- [WHAT THE TASK REQUIRES]: Write out the records that follow exactly. Do not include pictures.

- [SUPPLIED MATERIAL]:
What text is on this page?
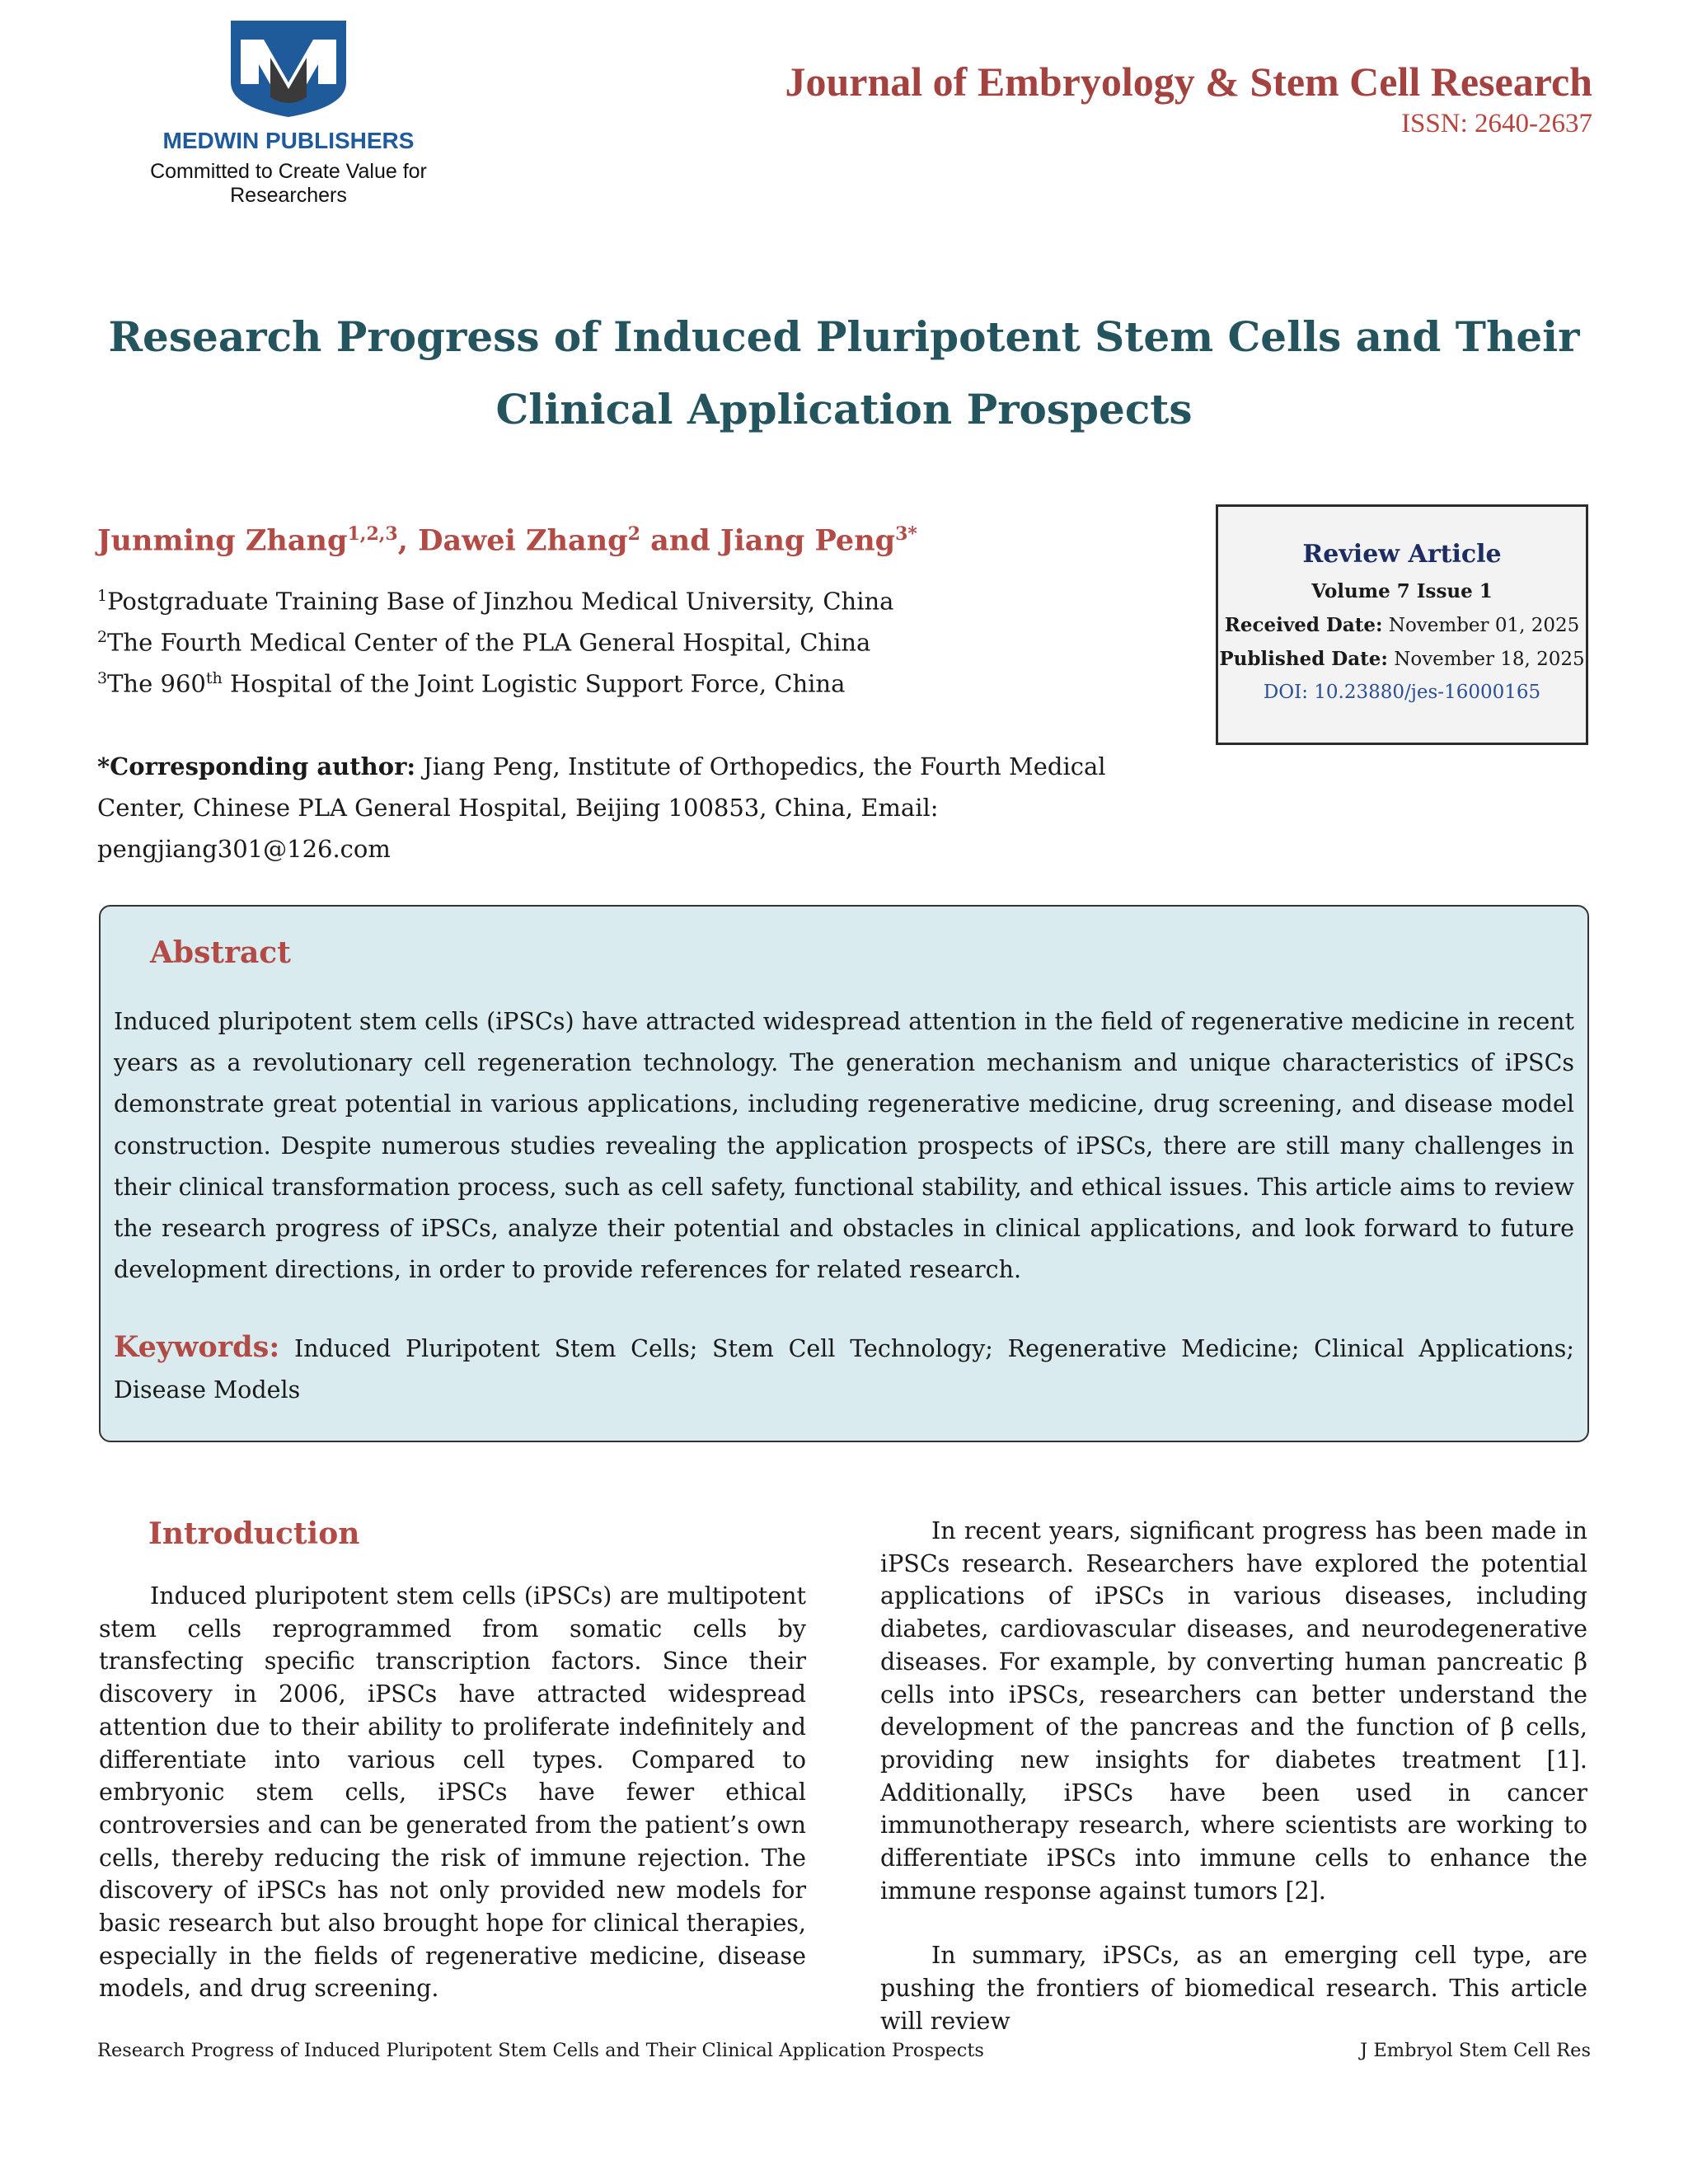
MEDWIN PUBLISHERS
Committed to Create Value for Researchers
Journal of Embryology & Stem Cell Research
ISSN: 2640-2637
Research Progress of Induced Pluripotent Stem Cells and Their Clinical Application Prospects
Junming Zhang$^{1,2,3}$, Dawei Zhang$^2$ and Jiang Peng$^{3*}$
$^1$Postgraduate Training Base of Jinzhou Medical University, China
$^2$The Fourth Medical Center of the PLA General Hospital, China
$^3$The 960th Hospital of the Joint Logistic Support Force, China
*Corresponding author: Jiang Peng, Institute of Orthopedics, the Fourth Medical Center, Chinese PLA General Hospital, Beijing 100853, China, Email: pengjiang301@126.com
Review Article
Volume 7 Issue 1
Received Date: November 01, 2025
Published Date: November 18, 2025
DOI: 10.23880/jes-16000165
Abstract
Induced pluripotent stem cells (iPSCs) have attracted widespread attention in the field of regenerative medicine in recent years as a revolutionary cell regeneration technology. The generation mechanism and unique characteristics of iPSCs demonstrate great potential in various applications, including regenerative medicine, drug screening, and disease model construction. Despite numerous studies revealing the application prospects of iPSCs, there are still many challenges in their clinical transformation process, such as cell safety, functional stability, and ethical issues. This article aims to review the research progress of iPSCs, analyze their potential and obstacles in clinical applications, and look forward to future development directions, in order to provide references for related research.
Keywords: Induced Pluripotent Stem Cells; Stem Cell Technology; Regenerative Medicine; Clinical Applications; Disease Models
Introduction

Induced pluripotent stem cells (iPSCs) are multipotent stem cells reprogrammed from somatic cells by transfecting specific transcription factors. Since their discovery in 2006, iPSCs have attracted widespread attention due to their ability to proliferate indefinitely and differentiate into various cell types. Compared to embryonic stem cells, iPSCs have fewer ethical controversies and can be generated from the patient’s own cells, thereby reducing the risk of immune rejection. The discovery of iPSCs has not only provided new models for basic research but also brought hope for clinical therapies, especially in the fields of regenerative medicine, disease models, and drug screening.

In recent years, significant progress has been made in iPSCs research. Researchers have explored the potential applications of iPSCs in various diseases, including diabetes, cardiovascular diseases, and neurodegenerative diseases. For example, by converting human pancreatic β cells into iPSCs, researchers can better understand the development of the pancreas and the function of β cells, providing new insights for diabetes treatment [1]. Additionally, iPSCs have been used in cancer immunotherapy research, where scientists are working to differentiate iPSCs into immune cells to enhance the immune response against tumors [2].

In summary, iPSCs, as an emerging cell type, are pushing the frontiers of biomedical research. This article will review

Research Progress of Induced Pluripotent Stem Cells and Their Clinical Application Prospects	J Embryol Stem Cell Res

- [COMPLETED EXERCISE]:
What text is on this page?
MEDWIN PUBLISHERS
Committed to Create Value for Researchers
Journal of Embryology & Stem Cell Research
ISSN: 2640-2637
Research Progress of Induced Pluripotent Stem Cells and Their Clinical Application Prospects
Junming Zhang$^{1,2,3}$, Dawei Zhang$^2$ and Jiang Peng$^{3*}$
$^1$Postgraduate Training Base of Jinzhou Medical University, China
$^2$The Fourth Medical Center of the PLA General Hospital, China
$^3$The 960th Hospital of the Joint Logistic Support Force, China
*Corresponding author: Jiang Peng, Institute of Orthopedics, the Fourth Medical Center, Chinese PLA General Hospital, Beijing 100853, China, Email: pengjiang301@126.com
Review Article
Volume 7 Issue 1
Received Date: November 01, 2025
Published Date: November 18, 2025
DOI: 10.23880/jes-16000165
Abstract
Induced pluripotent stem cells (iPSCs) have attracted widespread attention in the field of regenerative medicine in recent years as a revolutionary cell regeneration technology. The generation mechanism and unique characteristics of iPSCs demonstrate great potential in various applications, including regenerative medicine, drug screening, and disease model construction. Despite numerous studies revealing the application prospects of iPSCs, there are still many challenges in their clinical transformation process, such as cell safety, functional stability, and ethical issues. This article aims to review the research progress of iPSCs, analyze their potential and obstacles in clinical applications, and look forward to future development directions, in order to provide references for related research.
Keywords: Induced Pluripotent Stem Cells; Stem Cell Technology; Regenerative Medicine; Clinical Applications; Disease Models
Introduction

Induced pluripotent stem cells (iPSCs) are multipotent stem cells reprogrammed from somatic cells by transfecting specific transcription factors. Since their discovery in 2006, iPSCs have attracted widespread attention due to their ability to proliferate indefinitely and differentiate into various cell types. Compared to embryonic stem cells, iPSCs have fewer ethical controversies and can be generated from the patient’s own cells, thereby reducing the risk of immune rejection. The discovery of iPSCs has not only provided new models for basic research but also brought hope for clinical therapies, especially in the fields of regenerative medicine, disease models, and drug screening.

In recent years, significant progress has been made in iPSCs research. Researchers have explored the potential applications of iPSCs in various diseases, including diabetes, cardiovascular diseases, and neurodegenerative diseases. For example, by converting human pancreatic β cells into iPSCs, researchers can better understand the development of the pancreas and the function of β cells, providing new insights for diabetes treatment [1]. Additionally, iPSCs have been used in cancer immunotherapy research, where scientists are working to differentiate iPSCs into immune cells to enhance the immune response against tumors [2].

In summary, iPSCs, as an emerging cell type, are pushing the frontiers of biomedical research. This article will review

Research Progress of Induced Pluripotent Stem Cells and Their Clinical Application Prospects	J Embryol Stem Cell Res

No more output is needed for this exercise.